REQUIRED TASK:
Check each line below for the word "Varning", and copy those that have it.

INFORMATION PROVIDED:
'''

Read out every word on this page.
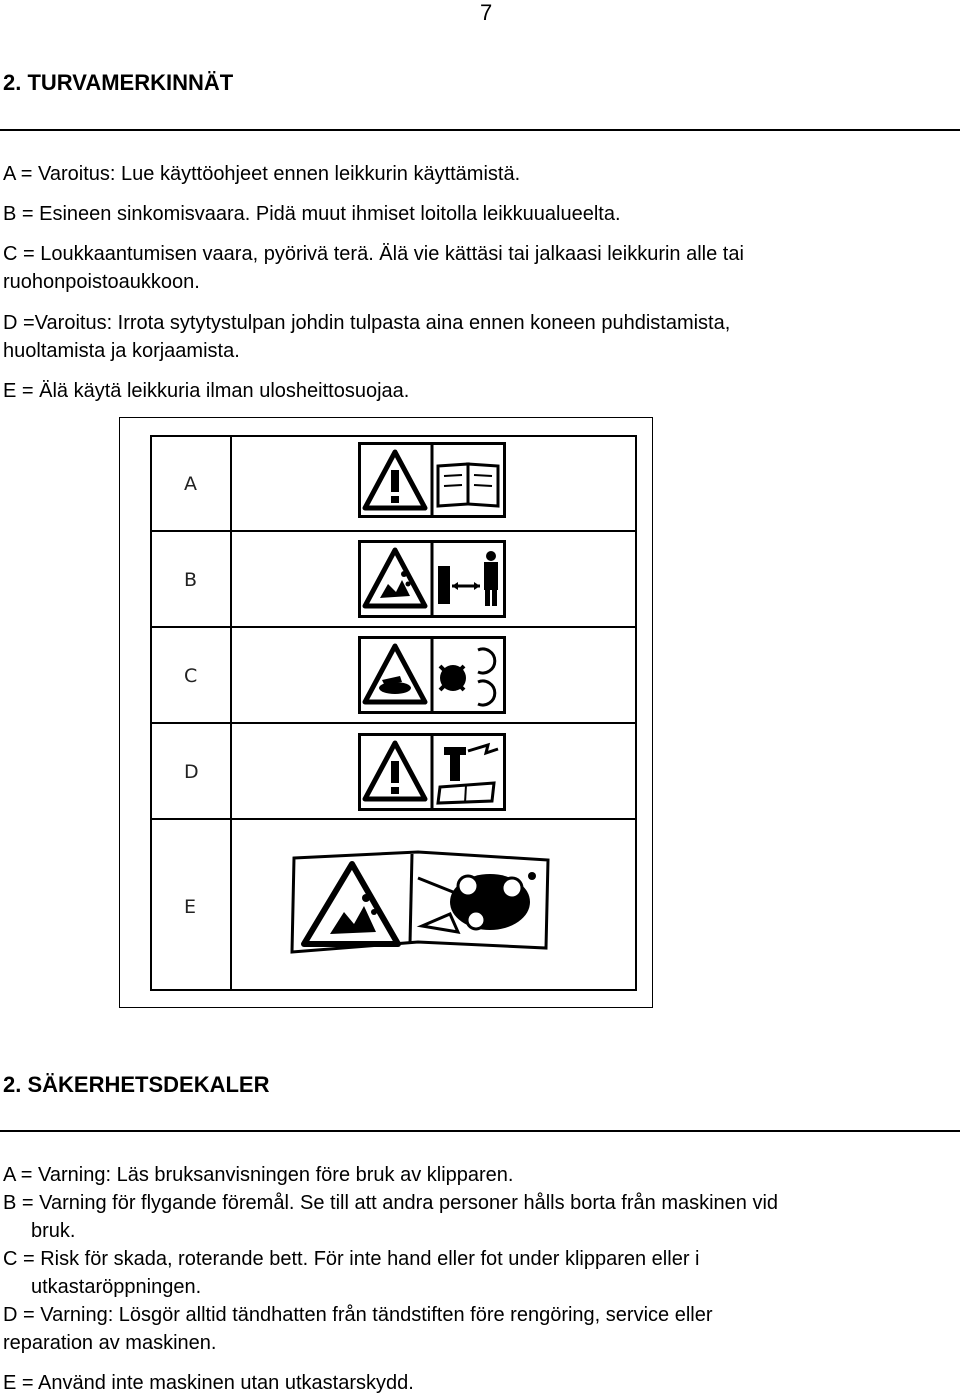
7
2. TURVAMERKINNÄT
A = Varoitus: Lue käyttöohjeet ennen leikkurin käyttämistä.
B = Esineen sinkomisvaara. Pidä muut ihmiset loitolla leikkuualueelta.
C = Loukkaantumisen vaara, pyörivä terä. Älä vie kättäsi tai jalkaasi leikkurin alle tai
ruohonpoistoaukkoon.
D =Varoitus: Irrota sytytystulpan johdin tulpasta aina ennen koneen puhdistamista,
huoltamista ja korjaamista.
E = Älä käytä leikkuria ilman ulosheittosuojaa.
A
B
C
D
E
2. SÄKERHETSDEKALER
A = Varning: Läs bruksanvisningen före bruk av klipparen.
B = Varning för flygande föremål. Se till att andra personer hålls borta från maskinen vid
bruk.
C = Risk för skada, roterande bett. För inte hand eller fot under klipparen eller i
utkastaröppningen.
D = Varning: Lösgör alltid tändhatten från tändstiften före rengöring, service eller
reparation av maskinen.
E = Använd inte maskinen utan utkastarskydd.
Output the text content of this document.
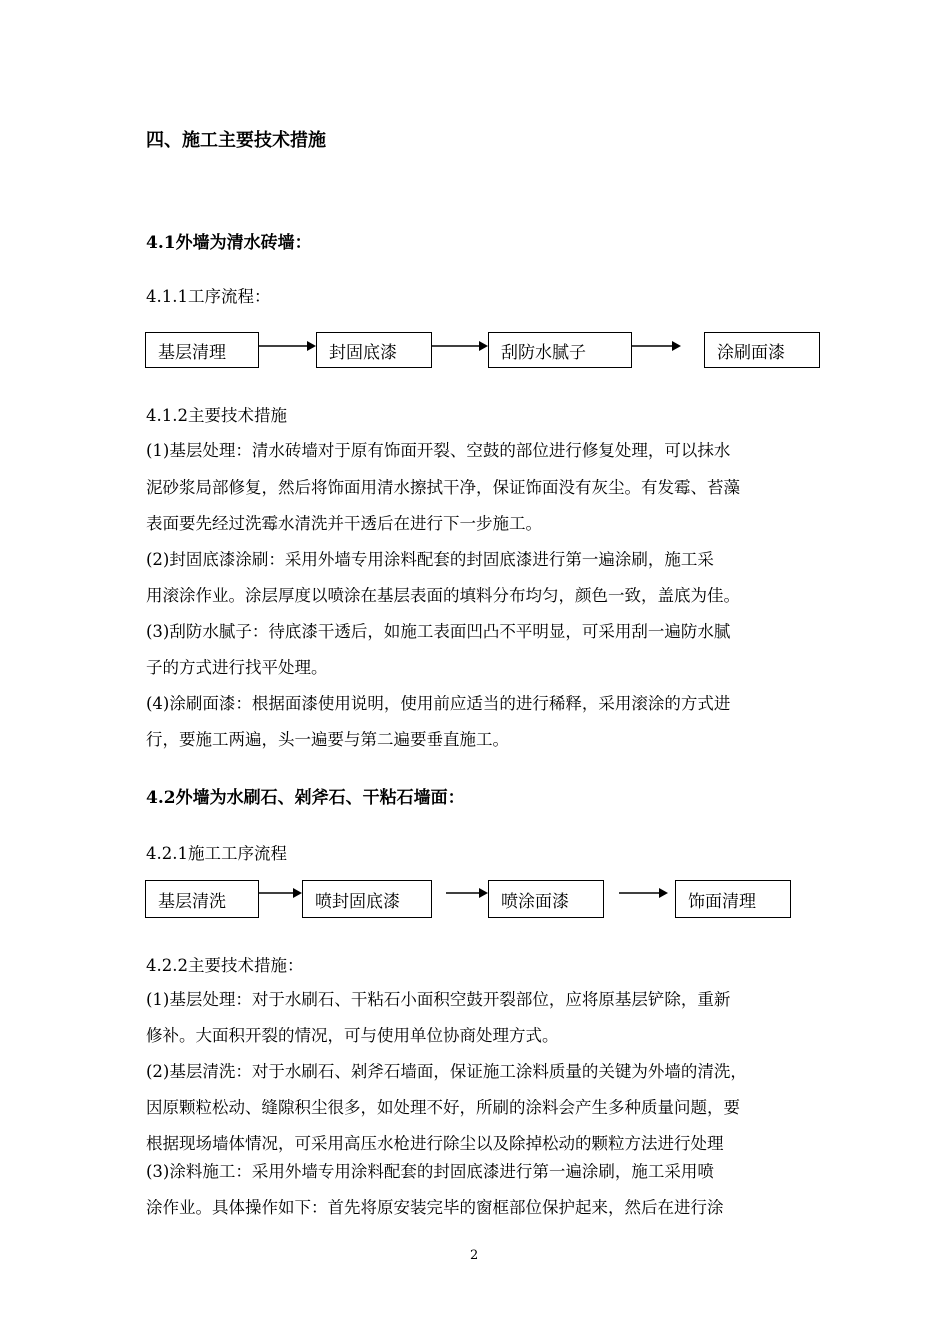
四、施工主要技术措施
4.1外墙为清水砖墙：
4.1.1工序流程：
基层清理	封固底漆	刮防水腻子	涂刷面漆
4.1.2主要技术措施
(1)基层处理：清水砖墙对于原有饰面开裂、空鼓的部位进行修复处理，可以抹水
泥砂浆局部修复，然后将饰面用清水擦拭干净，保证饰面没有灰尘。有发霉、苔藻
表面要先经过洗霉水清洗并干透后在进行下一步施工。
(2)封固底漆涂刷：采用外墙专用涂料配套的封固底漆进行第一遍涂刷，施工采
用滚涂作业。涂层厚度以喷涂在基层表面的填料分布均匀，颜色一致，盖底为佳。
(3)刮防水腻子：待底漆干透后，如施工表面凹凸不平明显，可采用刮一遍防水腻
子的方式进行找平处理。
(4)涂刷面漆：根据面漆使用说明，使用前应适当的进行稀释，采用滚涂的方式进
行，要施工两遍，头一遍要与第二遍要垂直施工。
4.2外墙为水刷石、剁斧石、干粘石墙面：
4.2.1施工工序流程
基层清洗	喷封固底漆	喷涂面漆	饰面清理
4.2.2主要技术措施：
(1)基层处理：对于水刷石、干粘石小面积空鼓开裂部位，应将原基层铲除，重新
修补。大面积开裂的情况，可与使用单位协商处理方式。
(2)基层清洗：对于水刷石、剁斧石墙面，保证施工涂料质量的关键为外墙的清洗，
因原颗粒松动、缝隙积尘很多，如处理不好，所刷的涂料会产生多种质量问题，要
根据现场墙体情况，可采用高压水枪进行除尘以及除掉松动的颗粒方法进行处理
(3)涂料施工：采用外墙专用涂料配套的封固底漆进行第一遍涂刷，施工采用喷
涂作业。具体操作如下：首先将原安装完毕的窗框部位保护起来，然后在进行涂
2
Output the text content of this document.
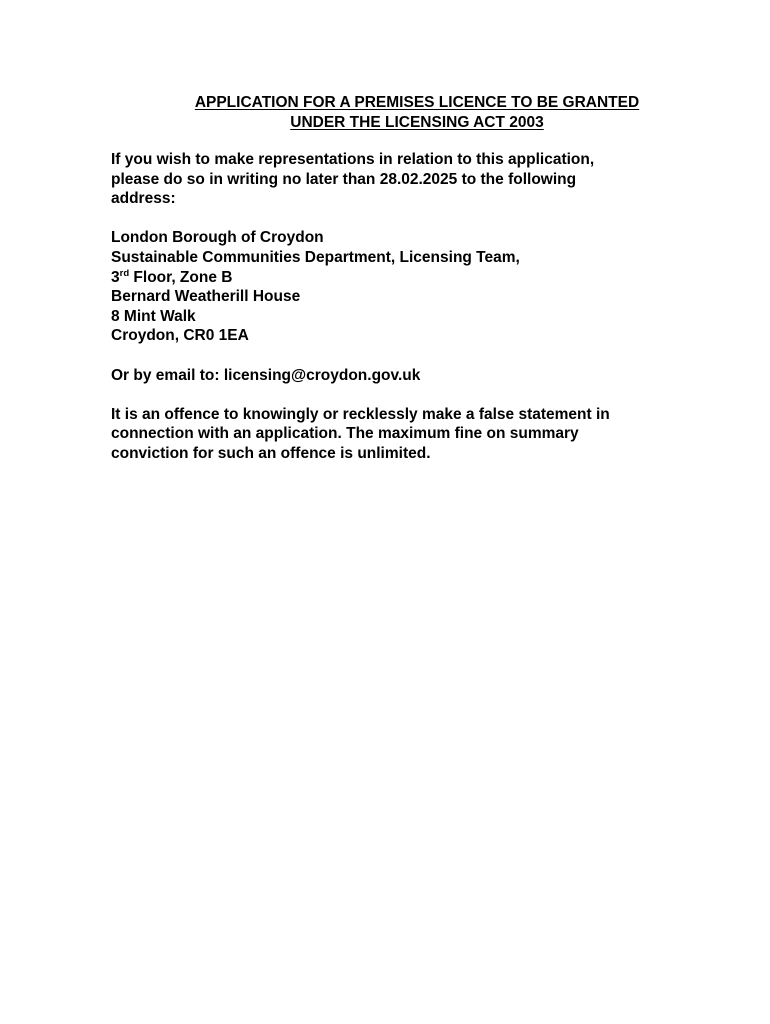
APPLICATION FOR A PREMISES LICENCE TO BE GRANTED
UNDER THE LICENSING ACT 2003

If you wish to make representations in relation to this application,
please do so in writing no later than 28.02.2025 to the following
address:

London Borough of Croydon
Sustainable Communities Department, Licensing Team,
3rd Floor, Zone B
Bernard Weatherill House
8 Mint Walk
Croydon, CR0 1EA

Or by email to: licensing@croydon.gov.uk

It is an offence to knowingly or recklessly make a false statement in
connection with an application. The maximum fine on summary
conviction for such an offence is unlimited.
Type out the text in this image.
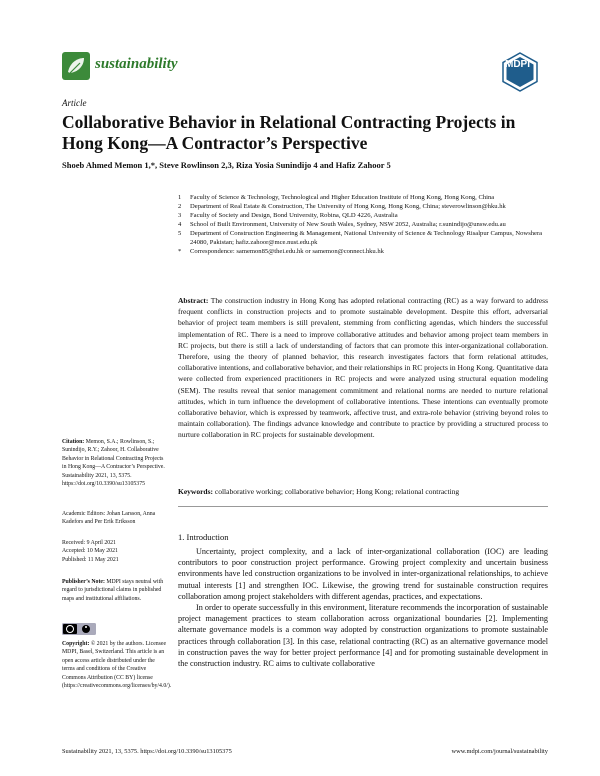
sustainability	MDPI
Article
Collaborative Behavior in Relational Contracting Projects in Hong Kong—A Contractor’s Perspective
Shoeb Ahmed Memon 1,*, Steve Rowlinson 2,3, Riza Yosia Sunindijo 4 and Hafiz Zahoor 5
1	Faculty of Science & Technology, Technological and Higher Education Institute of Hong Kong, Hong Kong, China
2	Department of Real Estate & Construction, The University of Hong Kong, Hong Kong, China; steverowlinson@hku.hk
3	Faculty of Society and Design, Bond University, Robina, QLD 4226, Australia
4	School of Built Environment, University of New South Wales, Sydney, NSW 2052, Australia; r.sunindijo@unsw.edu.au
5	Department of Construction Engineering & Management, National University of Science & Technology Risalpur Campus, Nowshera 24080, Pakistan; hafiz.zahoor@mce.nust.edu.pk
*	Correspondence: samemon85@thei.edu.hk or samemon@connect.hku.hk
Citation: Memon, S.A.; Rowlinson, S.; Sunindijo, R.Y.; Zahoor, H. Collaborative Behavior in Relational Contracting Projects in Hong Kong—A Contractor’s Perspective. Sustainability 2021, 13, 5375. https://doi.org/10.3390/su13105375
Academic Editors: Johan Larsson, Anna Kadefors and Per Erik Eriksson
Received: 9 April 2021
Accepted: 10 May 2021
Published: 11 May 2021
Publisher’s Note: MDPI stays neutral with regard to jurisdictional claims in published maps and institutional affiliations.
Copyright: © 2021 by the authors. Licensee MDPI, Basel, Switzerland. This article is an open access article distributed under the terms and conditions of the Creative Commons Attribution (CC BY) license (https://creativecommons.org/licenses/by/4.0/).
Abstract: The construction industry in Hong Kong has adopted relational contracting (RC) as a way forward to address frequent conflicts in construction projects and to promote sustainable development. Despite this effort, adversarial behavior of project team members is still prevalent, stemming from conflicting agendas, which hinders the successful implementation of RC. There is a need to improve collaborative attitudes and behavior among project team members in RC projects, but there is still a lack of understanding of factors that can promote this inter-organizational collaboration. Therefore, using the theory of planned behavior, this research investigates factors that form relational attitudes, collaborative intentions, and collaborative behavior, and their relationships in RC projects in Hong Kong. Quantitative data were collected from experienced practitioners in RC projects and were analyzed using structural equation modeling (SEM). The results reveal that senior management commitment and relational norms are needed to nurture relational attitudes, which in turn influence the development of collaborative intentions. These intentions can eventually promote collaborative behavior, which is expressed by teamwork, affective trust, and extra-role behavior (striving beyond roles to maintain collaboration). The findings advance knowledge and contribute to practice by providing a structured process to nurture collaboration in RC projects for sustainable development.
Keywords: collaborative working; collaborative behavior; Hong Kong; relational contracting
1. Introduction

Uncertainty, project complexity, and a lack of inter-organizational collaboration (IOC) are leading contributors to poor construction project performance. Growing project complexity and uncertain business environments have led construction organizations to be involved in inter-organizational relationships, to achieve mutual interests [1] and strengthen IOC. Likewise, the growing trend for sustainable construction requires collaboration among project stakeholders with different agendas, practices, and expectations.

In order to operate successfully in this environment, literature recommends the incorporation of sustainable project management practices to steam collaboration across organizational boundaries [2]. Implementing alternate governance models is a common way adopted by construction organizations to promote sustainable practices through collaboration [3]. In this case, relational contracting (RC) as an alternative governance model in construction paves the way for better project performance [4] and for promoting sustainable development in the construction industry. RC aims to cultivate collaborative

Sustainability 2021, 13, 5375. https://doi.org/10.3390/su13105375	www.mdpi.com/journal/sustainability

'''

THE COMPLETED TASK:
A = Varning: Läs bruksanvisningen före bruk av klipparen.
B = Varning för flygande föremål. Se till att andra personer hålls borta från maskinen vid
D = Varning: Lösgör alltid tändhatten från tändstiften före rengöring, service eller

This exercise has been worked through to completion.